■ CHALLENGE ■
Can you transcribe every entry word for word, skipping the images?

(A block of data)
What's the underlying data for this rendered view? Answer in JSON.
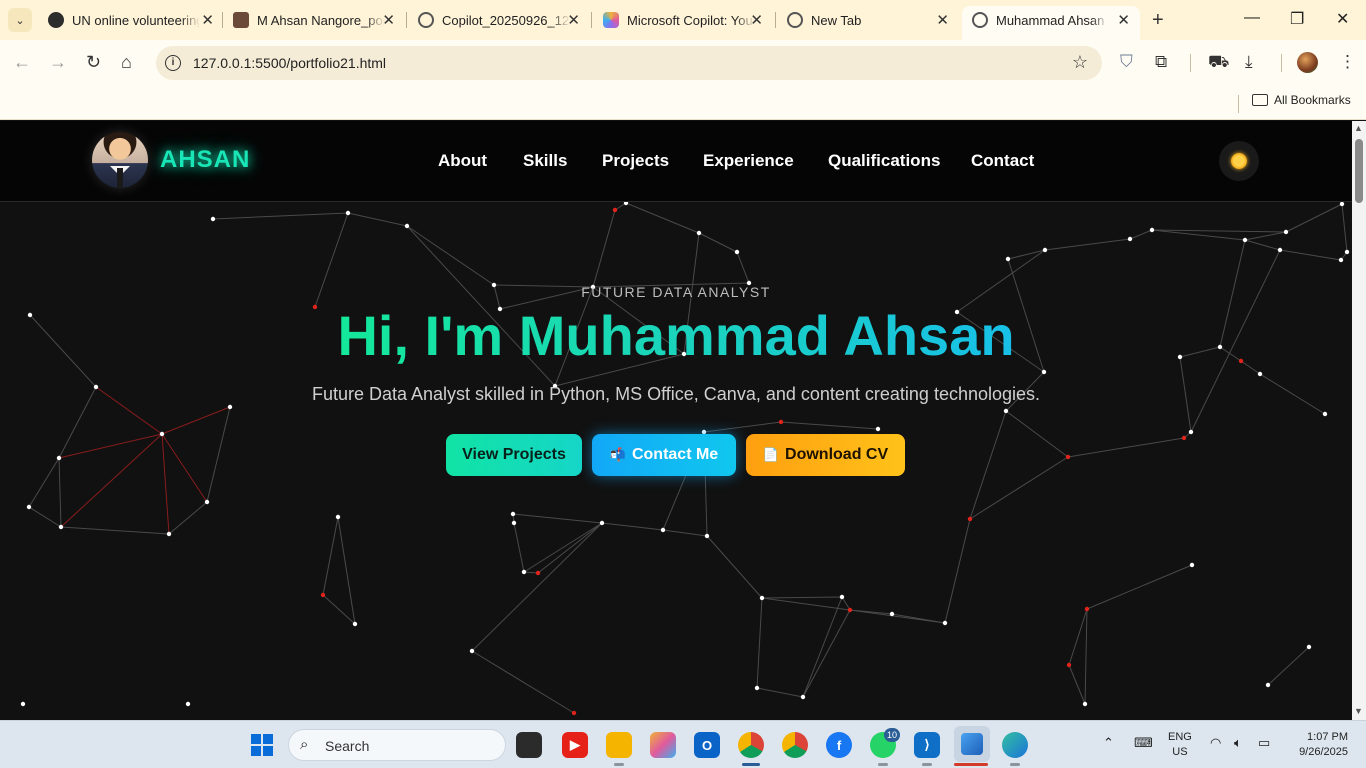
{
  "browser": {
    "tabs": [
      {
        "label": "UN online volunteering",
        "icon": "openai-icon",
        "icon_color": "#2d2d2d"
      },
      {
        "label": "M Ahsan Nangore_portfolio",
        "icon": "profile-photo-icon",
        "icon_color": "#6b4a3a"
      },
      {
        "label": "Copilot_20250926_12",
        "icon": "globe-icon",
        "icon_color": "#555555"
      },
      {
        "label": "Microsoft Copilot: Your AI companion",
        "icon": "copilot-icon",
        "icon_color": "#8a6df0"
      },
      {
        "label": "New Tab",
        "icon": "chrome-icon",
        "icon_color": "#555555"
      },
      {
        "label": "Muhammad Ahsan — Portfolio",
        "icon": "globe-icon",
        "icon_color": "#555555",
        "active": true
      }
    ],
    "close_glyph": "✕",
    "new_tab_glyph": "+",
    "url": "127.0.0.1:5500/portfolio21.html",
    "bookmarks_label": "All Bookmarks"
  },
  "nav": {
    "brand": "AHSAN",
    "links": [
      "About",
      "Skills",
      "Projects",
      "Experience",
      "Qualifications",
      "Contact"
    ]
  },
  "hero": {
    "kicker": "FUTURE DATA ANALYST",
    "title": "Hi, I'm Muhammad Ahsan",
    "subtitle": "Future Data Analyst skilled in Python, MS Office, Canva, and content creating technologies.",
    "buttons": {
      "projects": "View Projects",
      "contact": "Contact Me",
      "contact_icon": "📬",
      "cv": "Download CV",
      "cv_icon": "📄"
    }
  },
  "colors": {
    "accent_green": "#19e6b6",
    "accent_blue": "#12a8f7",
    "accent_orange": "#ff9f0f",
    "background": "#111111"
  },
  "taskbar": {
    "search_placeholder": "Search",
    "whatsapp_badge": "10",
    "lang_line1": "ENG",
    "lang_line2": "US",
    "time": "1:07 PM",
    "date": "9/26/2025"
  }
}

■ ANSWER ■
What's the underlying data for this rendered view? Answer in JSON.
{
  "browser": {
    "tabs": [
      {
        "label": "UN online volunteering",
        "icon": "openai-icon",
        "icon_color": "#2d2d2d"
      },
      {
        "label": "M Ahsan Nangore_portfolio",
        "icon": "profile-photo-icon",
        "icon_color": "#6b4a3a"
      },
      {
        "label": "Copilot_20250926_12",
        "icon": "globe-icon",
        "icon_color": "#555555"
      },
      {
        "label": "Microsoft Copilot: Your AI companion",
        "icon": "copilot-icon",
        "icon_color": "#8a6df0"
      },
      {
        "label": "New Tab",
        "icon": "chrome-icon",
        "icon_color": "#555555"
      },
      {
        "label": "Muhammad Ahsan — Portfolio",
        "icon": "globe-icon",
        "icon_color": "#555555",
        "active": true
      }
    ],
    "close_glyph": "✕",
    "new_tab_glyph": "+",
    "url": "127.0.0.1:5500/portfolio21.html",
    "bookmarks_label": "All Bookmarks"
  },
  "nav": {
    "brand": "AHSAN",
    "links": [
      "About",
      "Skills",
      "Projects",
      "Experience",
      "Qualifications",
      "Contact"
    ]
  },
  "hero": {
    "kicker": "FUTURE DATA ANALYST",
    "title": "Hi, I'm Muhammad Ahsan",
    "subtitle": "Future Data Analyst skilled in Python, MS Office, Canva, and content creating technologies.",
    "buttons": {
      "projects": "View Projects",
      "contact": "Contact Me",
      "contact_icon": "📬",
      "cv": "Download CV",
      "cv_icon": "📄"
    }
  },
  "colors": {
    "accent_green": "#19e6b6",
    "accent_blue": "#12a8f7",
    "accent_orange": "#ff9f0f",
    "background": "#111111"
  },
  "taskbar": {
    "search_placeholder": "Search",
    "whatsapp_badge": "10",
    "lang_line1": "ENG",
    "lang_line2": "US",
    "time": "1:07 PM",
    "date": "9/26/2025"
  }
}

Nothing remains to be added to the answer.